Where a line contains the string "content", copy that line.

## Start Source material

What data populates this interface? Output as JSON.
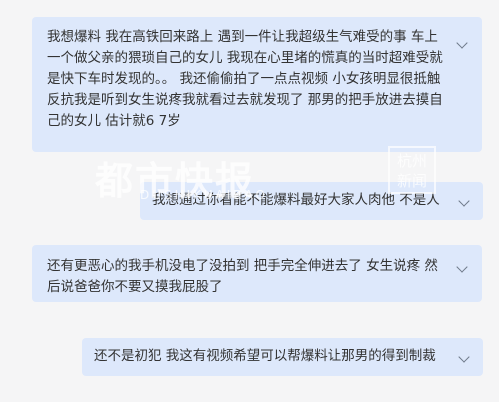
{
  "messages": [
    {
      "text": "我想爆料 我在高铁回来路上 遇到一件让我超级生气难受的事 车上一个做父亲的猥琐自己的女儿 我现在心里堵的慌真的当时超难受就是快下车时发现的。。 我还偷偷拍了一点点视频 小女孩明显很抵触反抗我是听到女生说疼我就看过去就发现了 那男的把手放进去摸自己的女儿 估计就6 7岁"
    },
    {
      "text": "我想通过你看能不能爆料最好大家人肉他 不是人"
    },
    {
      "text": "还有更恶心的我手机没电了没拍到 把手完全伸进去了 女生说疼 然后说爸爸你不要又摸我屁股了"
    },
    {
      "text": "还不是初犯 我这有视频希望可以帮爆料让那男的得到制裁"
    }
  ],
  "watermark": {
    "brand": "都市快报",
    "latin": "DUSHIKUAIBAO",
    "logo": "杭州新闻"
  }
}
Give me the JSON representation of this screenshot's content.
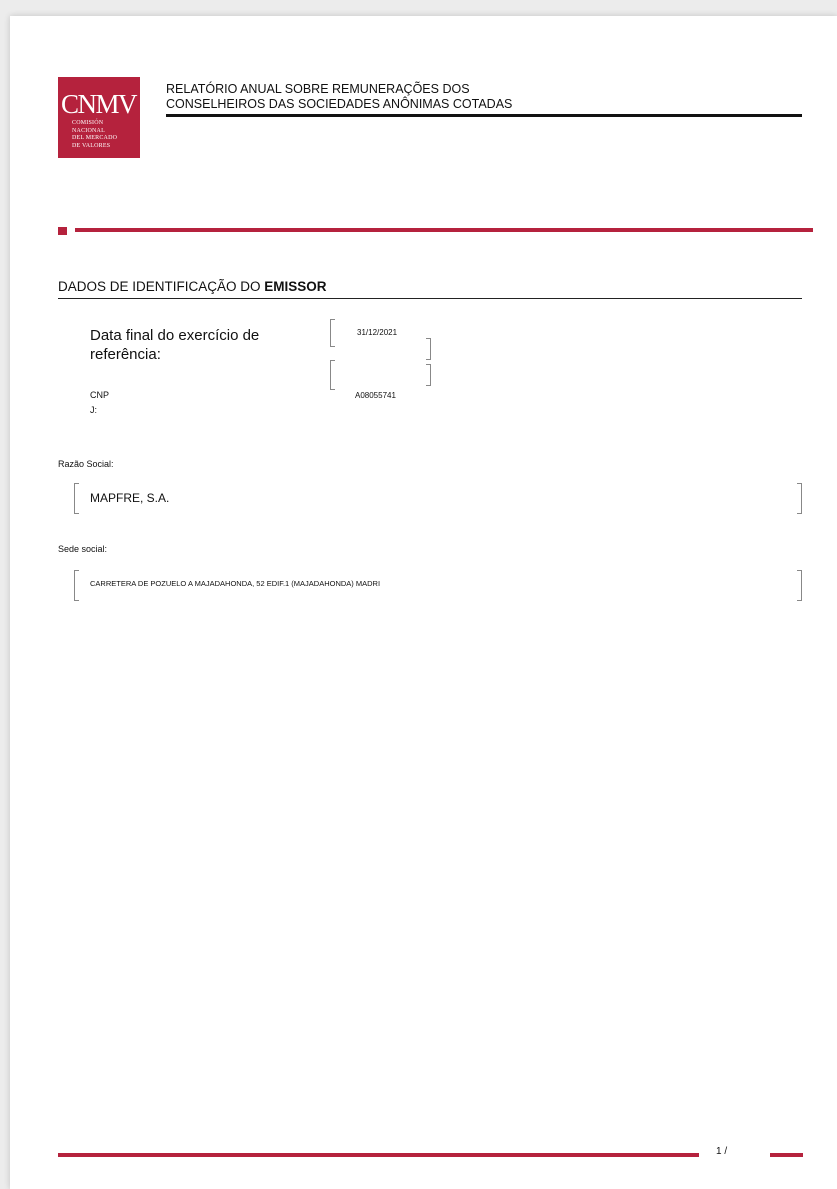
{
  "logo": {
    "acronym": "CNMV",
    "line1": "COMISIÓN",
    "line2": "NACIONAL",
    "line3": "DEL MERCADO",
    "line4": "DE VALORES",
    "color": "#b5223d"
  },
  "report": {
    "title_line1": "RELATÓRIO ANUAL SOBRE REMUNERAÇÕES DOS",
    "title_line2": "CONSELHEIROS DAS SOCIEDADES ANÔNIMAS COTADAS"
  },
  "section": {
    "title_prefix": "DADOS DE IDENTIFICAÇÃO DO ",
    "title_bold": "EMISSOR"
  },
  "fields": {
    "fiscal_year_end_label": "Data final do exercício de referência:",
    "fiscal_year_end_value": "31/12/2021",
    "cnpj_label_line1": "CNP",
    "cnpj_label_line2": "J:",
    "cnpj_value": "A08055741",
    "company_name_label": "Razão Social:",
    "company_name_value": "MAPFRE, S.A.",
    "registered_office_label": "Sede social:",
    "registered_office_value": "CARRETERA DE POZUELO A MAJADAHONDA, 52 EDIF.1 (MAJADAHONDA) MADRI"
  },
  "footer": {
    "page_number": "1 /"
  }
}
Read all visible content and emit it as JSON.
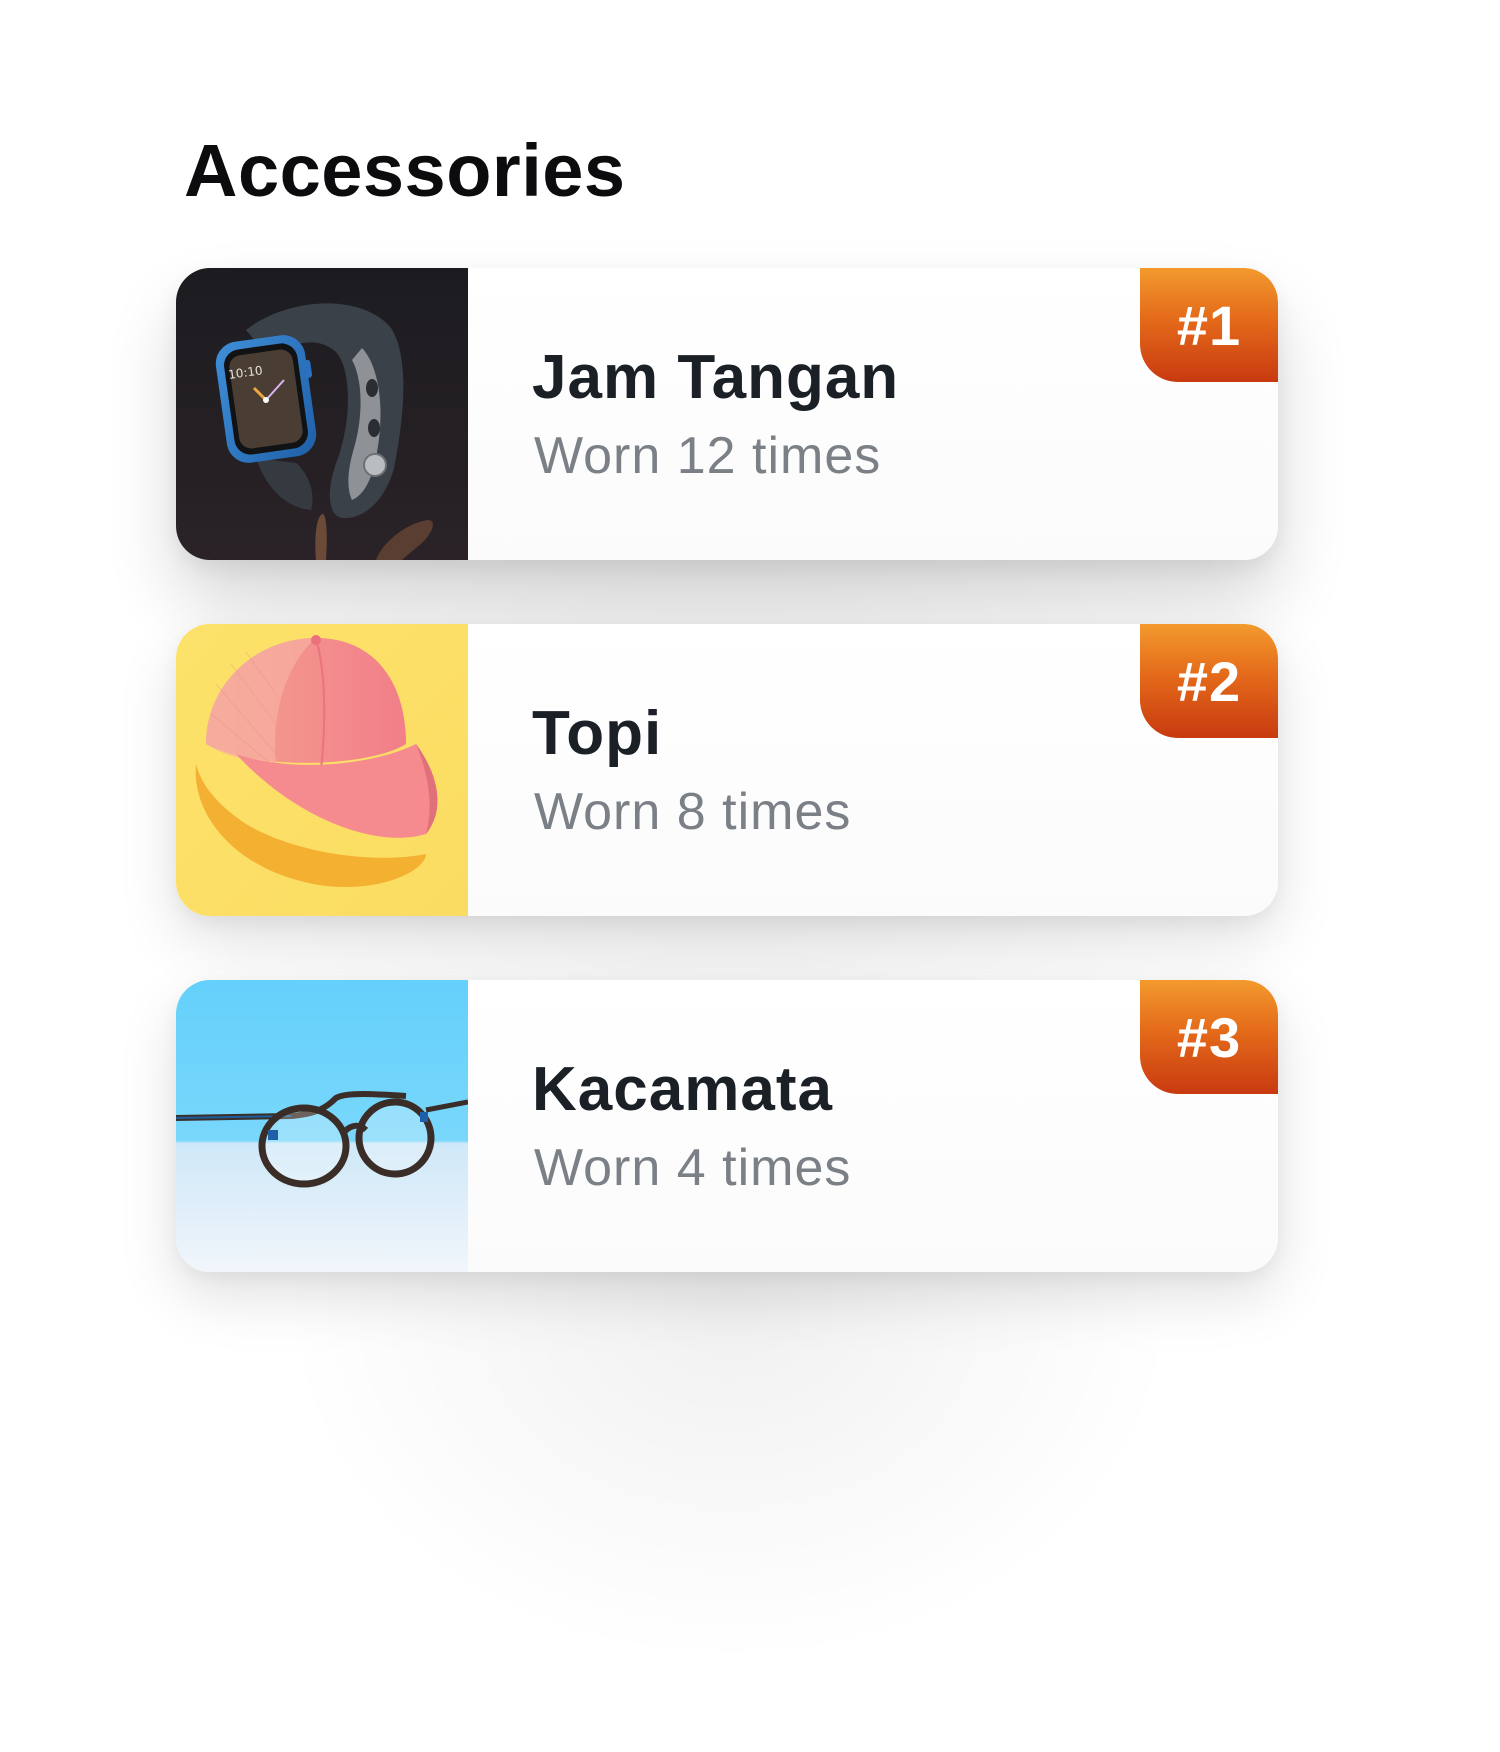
{
  "section": {
    "title": "Accessories"
  },
  "colors": {
    "badge_top": "#f39a2e",
    "badge_bottom": "#c83a10",
    "name_text": "#1b1f26",
    "sub_text": "#7b7f86"
  },
  "items": [
    {
      "name": "Jam Tangan",
      "worn_label": "Worn",
      "worn_count": "12",
      "worn_unit": "times",
      "rank": "#1",
      "image": "smartwatch-photo"
    },
    {
      "name": "Topi",
      "worn_label": "Worn",
      "worn_count": "8",
      "worn_unit": "times",
      "rank": "#2",
      "image": "pink-cap-photo"
    },
    {
      "name": "Kacamata",
      "worn_label": "Worn",
      "worn_count": "4",
      "worn_unit": "times",
      "rank": "#3",
      "image": "eyeglasses-photo"
    }
  ]
}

## End Source material

• _Reply_:
Give me the JSON representation of this screenshot's content.
Read all visible content and emit it as JSON.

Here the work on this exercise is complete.